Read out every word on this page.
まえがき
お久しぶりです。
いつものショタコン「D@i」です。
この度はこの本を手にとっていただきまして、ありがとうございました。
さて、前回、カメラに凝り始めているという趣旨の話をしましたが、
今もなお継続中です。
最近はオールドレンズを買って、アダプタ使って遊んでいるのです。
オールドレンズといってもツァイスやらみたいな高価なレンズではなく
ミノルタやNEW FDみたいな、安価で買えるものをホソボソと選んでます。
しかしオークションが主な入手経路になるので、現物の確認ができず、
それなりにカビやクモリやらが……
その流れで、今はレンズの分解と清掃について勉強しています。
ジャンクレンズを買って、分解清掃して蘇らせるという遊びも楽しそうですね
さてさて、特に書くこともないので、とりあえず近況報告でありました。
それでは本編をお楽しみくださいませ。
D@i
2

• **Task details**:
Repeat every record, exactly as written.

• **The completed task**:
Read out every word on this page.
まえがき
お久しぶりです。
いつものショタコン「D@i」です。
この度はこの本を手にとっていただきまして、ありがとうございました。
さて、前回、カメラに凝り始めているという趣旨の話をしましたが、
今もなお継続中です。
最近はオールドレンズを買って、アダプタ使って遊んでいるのです。
オールドレンズといってもツァイスやらみたいな高価なレンズではなく
ミノルタやNEW FDみたいな、安価で買えるものをホソボソと選んでます。
しかしオークションが主な入手経路になるので、現物の確認ができず、
それなりにカビやクモリやらが……
その流れで、今はレンズの分解と清掃について勉強しています。
ジャンクレンズを買って、分解清掃して蘇らせるという遊びも楽しそうですね
さてさて、特に書くこともないので、とりあえず近況報告でありました。
それでは本編をお楽しみくださいませ。
D@i
2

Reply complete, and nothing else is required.